Exercise aim: Copy out every line that contains "false".

Material provided:
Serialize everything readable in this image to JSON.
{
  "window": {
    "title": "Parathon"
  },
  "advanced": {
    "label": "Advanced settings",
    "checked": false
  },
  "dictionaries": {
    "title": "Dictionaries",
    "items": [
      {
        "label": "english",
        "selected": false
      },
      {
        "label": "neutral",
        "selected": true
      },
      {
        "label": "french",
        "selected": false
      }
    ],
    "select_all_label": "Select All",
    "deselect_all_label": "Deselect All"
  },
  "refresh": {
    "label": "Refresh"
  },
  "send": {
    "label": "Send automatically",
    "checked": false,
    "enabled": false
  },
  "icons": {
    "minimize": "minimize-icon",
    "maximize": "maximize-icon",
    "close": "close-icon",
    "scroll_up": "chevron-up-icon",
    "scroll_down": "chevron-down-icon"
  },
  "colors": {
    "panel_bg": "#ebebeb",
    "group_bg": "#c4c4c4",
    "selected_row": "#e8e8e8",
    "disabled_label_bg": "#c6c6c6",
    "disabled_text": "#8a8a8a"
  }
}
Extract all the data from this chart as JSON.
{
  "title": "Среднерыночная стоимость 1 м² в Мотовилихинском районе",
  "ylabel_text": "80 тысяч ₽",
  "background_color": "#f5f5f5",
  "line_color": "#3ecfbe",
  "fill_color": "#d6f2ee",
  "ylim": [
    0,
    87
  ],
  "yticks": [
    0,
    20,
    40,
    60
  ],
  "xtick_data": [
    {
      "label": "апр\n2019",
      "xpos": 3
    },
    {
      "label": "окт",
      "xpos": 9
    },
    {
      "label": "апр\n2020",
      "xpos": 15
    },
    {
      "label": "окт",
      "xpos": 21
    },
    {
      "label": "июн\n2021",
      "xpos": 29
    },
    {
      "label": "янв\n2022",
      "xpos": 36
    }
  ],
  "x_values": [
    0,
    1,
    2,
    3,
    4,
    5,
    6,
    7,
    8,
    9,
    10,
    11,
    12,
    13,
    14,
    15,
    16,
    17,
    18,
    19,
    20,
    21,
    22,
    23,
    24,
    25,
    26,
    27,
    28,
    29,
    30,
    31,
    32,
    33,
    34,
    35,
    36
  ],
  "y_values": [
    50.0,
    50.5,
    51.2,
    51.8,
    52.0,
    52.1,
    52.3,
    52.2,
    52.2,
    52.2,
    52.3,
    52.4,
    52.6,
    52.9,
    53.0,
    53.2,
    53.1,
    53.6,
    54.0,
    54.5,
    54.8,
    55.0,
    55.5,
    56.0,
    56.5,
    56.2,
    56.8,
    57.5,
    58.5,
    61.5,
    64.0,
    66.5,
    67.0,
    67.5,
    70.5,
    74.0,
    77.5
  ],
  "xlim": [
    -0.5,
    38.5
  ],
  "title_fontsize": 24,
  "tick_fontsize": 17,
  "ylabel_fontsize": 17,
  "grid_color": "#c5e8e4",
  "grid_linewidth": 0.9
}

---

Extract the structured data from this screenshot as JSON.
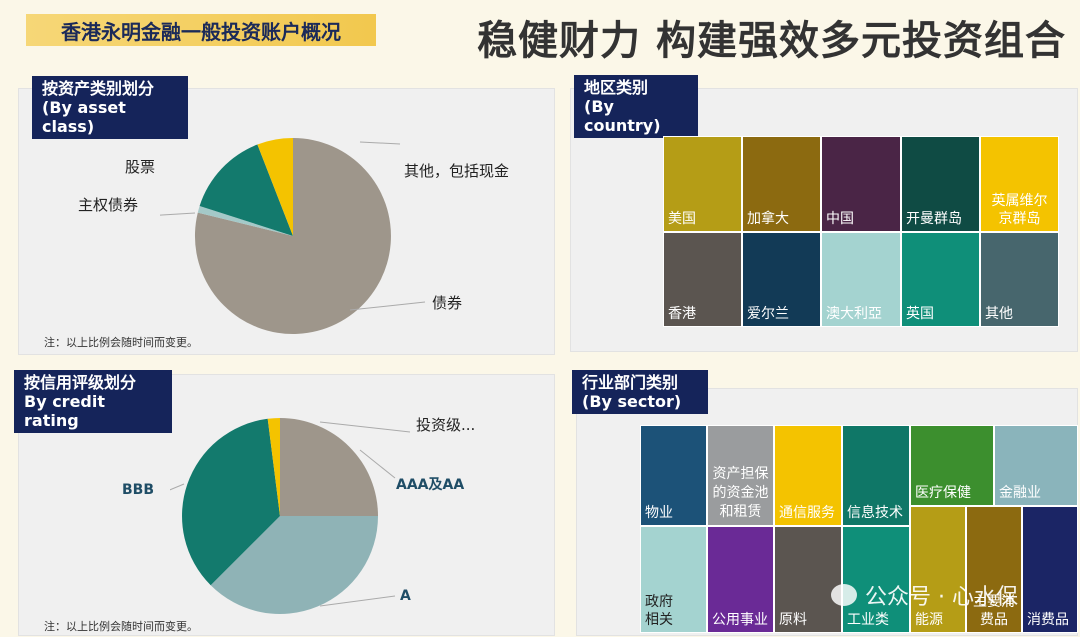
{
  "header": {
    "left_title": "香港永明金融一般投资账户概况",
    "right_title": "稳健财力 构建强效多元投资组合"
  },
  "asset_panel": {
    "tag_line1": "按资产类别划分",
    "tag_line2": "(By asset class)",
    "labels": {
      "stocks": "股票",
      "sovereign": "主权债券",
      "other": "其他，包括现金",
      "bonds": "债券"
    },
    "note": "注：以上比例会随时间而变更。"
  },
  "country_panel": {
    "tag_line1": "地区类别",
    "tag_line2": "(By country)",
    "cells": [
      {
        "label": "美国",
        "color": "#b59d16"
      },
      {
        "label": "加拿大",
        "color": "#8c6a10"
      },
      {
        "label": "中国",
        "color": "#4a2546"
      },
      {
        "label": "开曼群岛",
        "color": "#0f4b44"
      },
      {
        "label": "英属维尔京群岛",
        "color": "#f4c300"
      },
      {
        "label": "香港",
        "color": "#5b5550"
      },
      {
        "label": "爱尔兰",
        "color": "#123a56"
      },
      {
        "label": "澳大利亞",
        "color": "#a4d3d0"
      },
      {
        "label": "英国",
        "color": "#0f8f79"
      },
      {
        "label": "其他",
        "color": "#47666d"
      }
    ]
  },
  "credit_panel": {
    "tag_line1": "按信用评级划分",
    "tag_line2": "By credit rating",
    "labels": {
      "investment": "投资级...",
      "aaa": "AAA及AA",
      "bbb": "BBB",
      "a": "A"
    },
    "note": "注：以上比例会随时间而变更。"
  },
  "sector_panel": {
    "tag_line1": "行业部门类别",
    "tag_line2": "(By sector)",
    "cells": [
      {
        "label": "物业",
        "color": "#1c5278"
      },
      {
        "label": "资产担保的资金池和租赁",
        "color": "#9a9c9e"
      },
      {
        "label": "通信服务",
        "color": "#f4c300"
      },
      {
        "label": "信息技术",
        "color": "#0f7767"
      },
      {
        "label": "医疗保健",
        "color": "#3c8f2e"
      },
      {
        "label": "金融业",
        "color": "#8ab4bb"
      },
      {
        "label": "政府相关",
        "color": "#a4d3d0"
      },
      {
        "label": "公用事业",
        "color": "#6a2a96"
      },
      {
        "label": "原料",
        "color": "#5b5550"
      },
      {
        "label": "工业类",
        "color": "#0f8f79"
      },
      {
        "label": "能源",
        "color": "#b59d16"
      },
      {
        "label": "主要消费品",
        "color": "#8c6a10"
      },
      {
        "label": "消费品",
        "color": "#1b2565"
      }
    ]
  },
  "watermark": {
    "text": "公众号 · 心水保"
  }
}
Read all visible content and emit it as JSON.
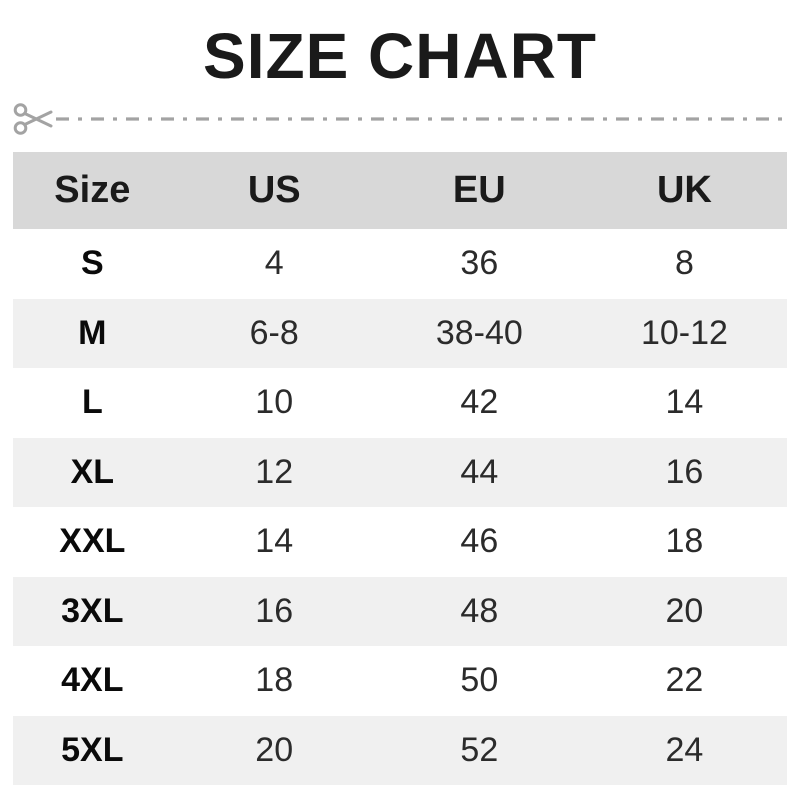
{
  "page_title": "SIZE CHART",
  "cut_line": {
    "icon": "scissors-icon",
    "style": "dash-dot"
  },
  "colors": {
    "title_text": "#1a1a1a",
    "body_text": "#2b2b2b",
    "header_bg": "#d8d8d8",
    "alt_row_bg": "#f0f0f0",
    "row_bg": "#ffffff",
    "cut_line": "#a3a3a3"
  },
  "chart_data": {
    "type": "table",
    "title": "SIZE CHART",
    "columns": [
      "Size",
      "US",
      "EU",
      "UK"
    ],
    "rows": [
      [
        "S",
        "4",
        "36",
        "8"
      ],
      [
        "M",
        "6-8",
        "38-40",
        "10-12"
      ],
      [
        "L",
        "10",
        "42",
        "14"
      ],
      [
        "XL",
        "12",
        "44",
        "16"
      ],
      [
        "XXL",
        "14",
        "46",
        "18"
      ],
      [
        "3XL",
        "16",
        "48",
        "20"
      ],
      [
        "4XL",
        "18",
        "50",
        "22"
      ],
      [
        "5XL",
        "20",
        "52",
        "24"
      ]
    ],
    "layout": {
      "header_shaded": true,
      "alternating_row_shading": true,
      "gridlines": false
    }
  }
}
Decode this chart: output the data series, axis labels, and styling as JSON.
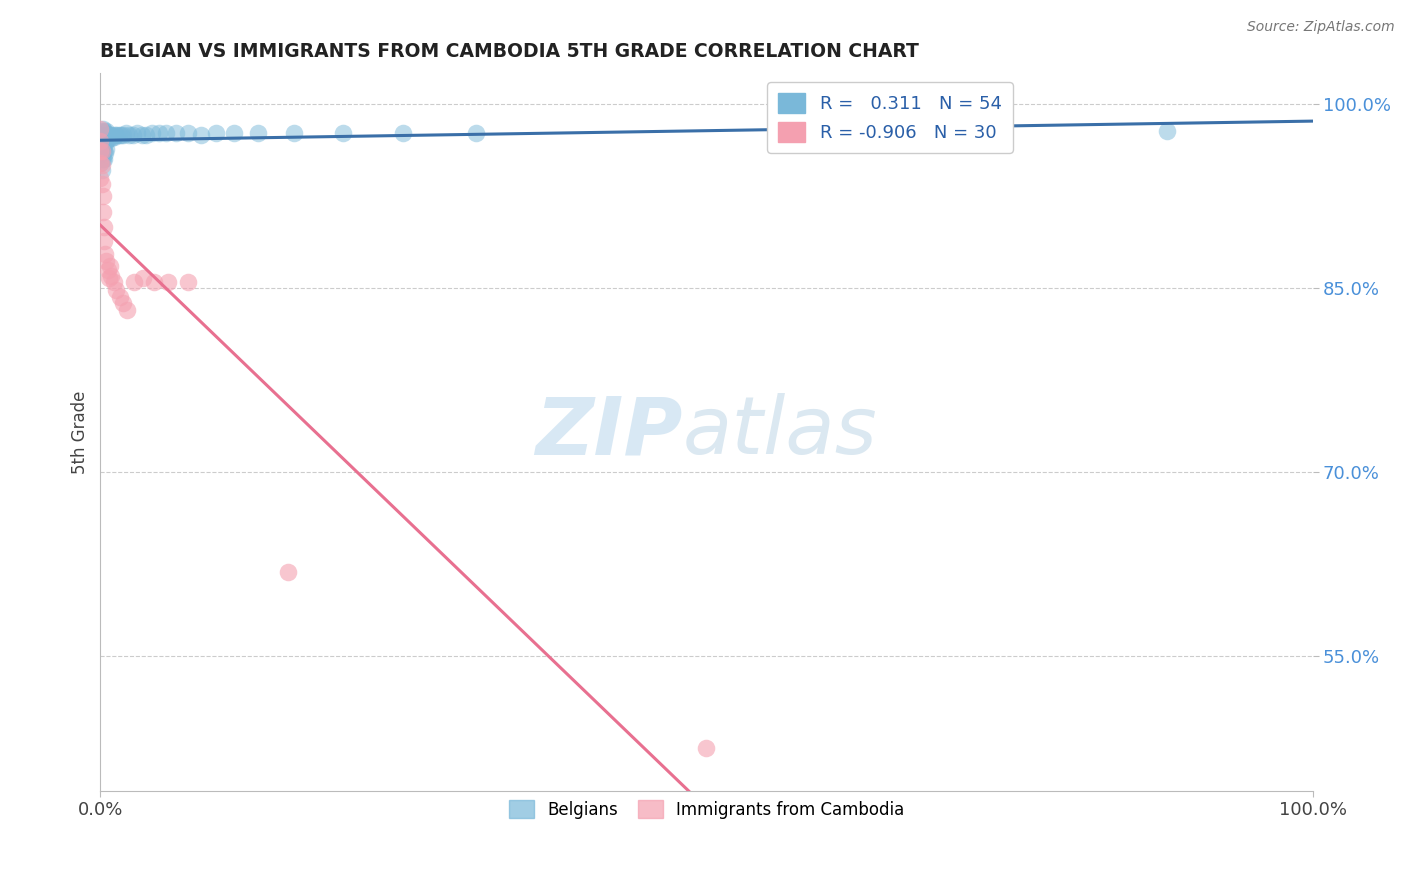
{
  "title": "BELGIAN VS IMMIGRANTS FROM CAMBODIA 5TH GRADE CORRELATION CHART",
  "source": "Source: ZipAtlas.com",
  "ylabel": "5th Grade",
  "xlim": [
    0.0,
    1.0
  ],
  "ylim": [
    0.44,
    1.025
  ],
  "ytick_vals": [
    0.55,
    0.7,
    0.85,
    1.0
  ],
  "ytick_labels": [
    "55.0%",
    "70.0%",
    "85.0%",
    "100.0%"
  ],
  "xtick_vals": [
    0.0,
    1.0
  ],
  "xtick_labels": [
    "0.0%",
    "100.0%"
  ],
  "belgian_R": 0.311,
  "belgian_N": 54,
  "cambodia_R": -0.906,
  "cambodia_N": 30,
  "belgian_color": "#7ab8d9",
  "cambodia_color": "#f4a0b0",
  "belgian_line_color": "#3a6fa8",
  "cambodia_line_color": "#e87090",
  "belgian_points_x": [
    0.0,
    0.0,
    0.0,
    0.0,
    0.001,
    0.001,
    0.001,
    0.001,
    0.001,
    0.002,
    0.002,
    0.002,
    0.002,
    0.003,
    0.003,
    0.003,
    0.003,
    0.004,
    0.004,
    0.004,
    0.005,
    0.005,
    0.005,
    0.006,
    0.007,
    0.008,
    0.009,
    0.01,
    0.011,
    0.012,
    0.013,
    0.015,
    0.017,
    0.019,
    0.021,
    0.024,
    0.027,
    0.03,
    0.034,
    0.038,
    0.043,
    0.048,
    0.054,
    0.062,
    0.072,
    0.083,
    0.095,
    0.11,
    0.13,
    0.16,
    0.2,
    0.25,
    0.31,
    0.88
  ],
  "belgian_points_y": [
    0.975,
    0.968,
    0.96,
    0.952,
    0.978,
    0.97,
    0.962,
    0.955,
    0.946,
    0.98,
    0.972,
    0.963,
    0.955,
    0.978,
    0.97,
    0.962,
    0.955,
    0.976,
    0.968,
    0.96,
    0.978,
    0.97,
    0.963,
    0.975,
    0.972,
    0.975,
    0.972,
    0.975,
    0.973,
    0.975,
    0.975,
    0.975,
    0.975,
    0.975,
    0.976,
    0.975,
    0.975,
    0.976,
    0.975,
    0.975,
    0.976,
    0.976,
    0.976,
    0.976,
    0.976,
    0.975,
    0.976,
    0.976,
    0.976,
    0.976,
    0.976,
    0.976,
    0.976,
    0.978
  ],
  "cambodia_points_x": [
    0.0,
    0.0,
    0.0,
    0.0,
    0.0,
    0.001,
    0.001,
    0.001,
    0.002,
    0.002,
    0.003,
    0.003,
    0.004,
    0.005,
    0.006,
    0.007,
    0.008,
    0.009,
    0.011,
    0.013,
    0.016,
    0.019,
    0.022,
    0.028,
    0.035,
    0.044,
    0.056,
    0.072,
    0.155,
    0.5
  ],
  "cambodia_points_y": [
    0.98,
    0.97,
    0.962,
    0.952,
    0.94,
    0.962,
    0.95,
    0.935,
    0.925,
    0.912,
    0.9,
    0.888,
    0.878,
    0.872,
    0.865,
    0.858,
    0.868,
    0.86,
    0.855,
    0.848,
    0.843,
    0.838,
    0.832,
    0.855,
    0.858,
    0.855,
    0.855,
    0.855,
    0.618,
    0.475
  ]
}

Response for this exercise:
    "checked": false
        "selected": false
        "selected": false
    "checked": false,
    "enabled": false
      "gridlines": false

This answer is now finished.